__Stated task__
The records below should be written out again, exactly.

## START Given records

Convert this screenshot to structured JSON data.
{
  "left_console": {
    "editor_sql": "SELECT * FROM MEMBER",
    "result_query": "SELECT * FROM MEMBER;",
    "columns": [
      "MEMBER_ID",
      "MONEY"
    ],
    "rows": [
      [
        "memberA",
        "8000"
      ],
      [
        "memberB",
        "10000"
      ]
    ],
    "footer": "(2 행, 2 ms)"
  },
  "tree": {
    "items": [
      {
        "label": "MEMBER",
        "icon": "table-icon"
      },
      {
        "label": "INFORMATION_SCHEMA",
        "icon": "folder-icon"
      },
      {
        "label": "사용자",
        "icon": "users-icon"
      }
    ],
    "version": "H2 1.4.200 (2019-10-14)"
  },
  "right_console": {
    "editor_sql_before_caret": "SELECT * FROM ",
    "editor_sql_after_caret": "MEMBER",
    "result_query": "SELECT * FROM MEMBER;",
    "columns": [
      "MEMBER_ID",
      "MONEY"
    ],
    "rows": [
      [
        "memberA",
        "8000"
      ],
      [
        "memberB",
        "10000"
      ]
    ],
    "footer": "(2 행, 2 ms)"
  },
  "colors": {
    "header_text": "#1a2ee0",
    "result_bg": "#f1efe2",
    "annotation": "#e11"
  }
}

## END Given records

__Answer to the task__
Convert this screenshot to structured JSON data.
{
  "left_console": {
    "editor_sql": "SELECT * FROM MEMBER",
    "result_query": "SELECT * FROM MEMBER;",
    "columns": [
      "MEMBER_ID",
      "MONEY"
    ],
    "rows": [
      [
        "memberA",
        "8000"
      ],
      [
        "memberB",
        "10000"
      ]
    ],
    "footer": "(2 행, 2 ms)"
  },
  "tree": {
    "items": [
      {
        "label": "MEMBER",
        "icon": "table-icon"
      },
      {
        "label": "INFORMATION_SCHEMA",
        "icon": "folder-icon"
      },
      {
        "label": "사용자",
        "icon": "users-icon"
      }
    ],
    "version": "H2 1.4.200 (2019-10-14)"
  },
  "right_console": {
    "editor_sql_before_caret": "SELECT * FROM ",
    "editor_sql_after_caret": "MEMBER",
    "result_query": "SELECT * FROM MEMBER;",
    "columns": [
      "MEMBER_ID",
      "MONEY"
    ],
    "rows": [
      [
        "memberA",
        "8000"
      ],
      [
        "memberB",
        "10000"
      ]
    ],
    "footer": "(2 행, 2 ms)"
  },
  "colors": {
    "header_text": "#1a2ee0",
    "result_bg": "#f1efe2",
    "annotation": "#e11"
  }
}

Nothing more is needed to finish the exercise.